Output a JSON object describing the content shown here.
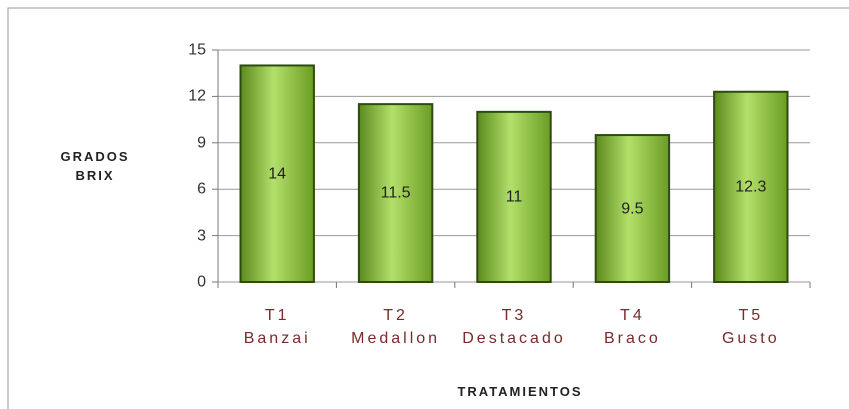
{
  "chart_data": {
    "type": "bar",
    "ylabel": "GRADOS\nBRIX",
    "xlabel": "TRATAMIENTOS",
    "categories": [
      "T1\nBanzai",
      "T2\nMedallon",
      "T3\nDestacado",
      "T4\nBraco",
      "T5\nGusto"
    ],
    "values": [
      14,
      11.5,
      11,
      9.5,
      12.3
    ],
    "color": "#8dc63f",
    "ylim": [
      0,
      15
    ],
    "yticks": [
      0,
      3,
      6,
      9,
      12,
      15
    ],
    "grid": true
  }
}
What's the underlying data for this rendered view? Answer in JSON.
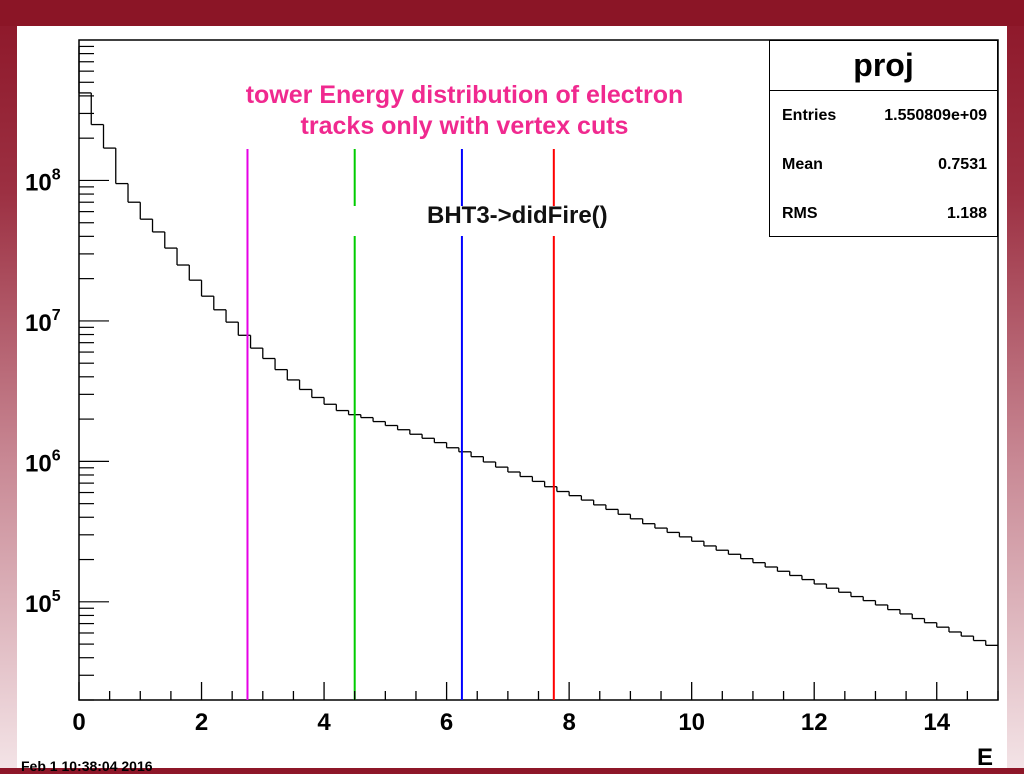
===
■ EXERCISE AIM: Return the listing above word for word, with the pictures removed.

■ ANSWER TO THE PROBLEM:
Output a JSON object describing the content shown here.
{
  "chart_data": {
    "type": "bar",
    "ylabel": "GRADOS\nBRIX",
    "xlabel": "TRATAMIENTOS",
    "categories": [
      "T1\nBanzai",
      "T2\nMedallon",
      "T3\nDestacado",
      "T4\nBraco",
      "T5\nGusto"
    ],
    "values": [
      14,
      11.5,
      11,
      9.5,
      12.3
    ],
    "color": "#8dc63f",
    "ylim": [
      0,
      15
    ],
    "yticks": [
      0,
      3,
      6,
      9,
      12,
      15
    ],
    "grid": true
  }
}
What's the underlying data for this rendered view? Answer in JSON.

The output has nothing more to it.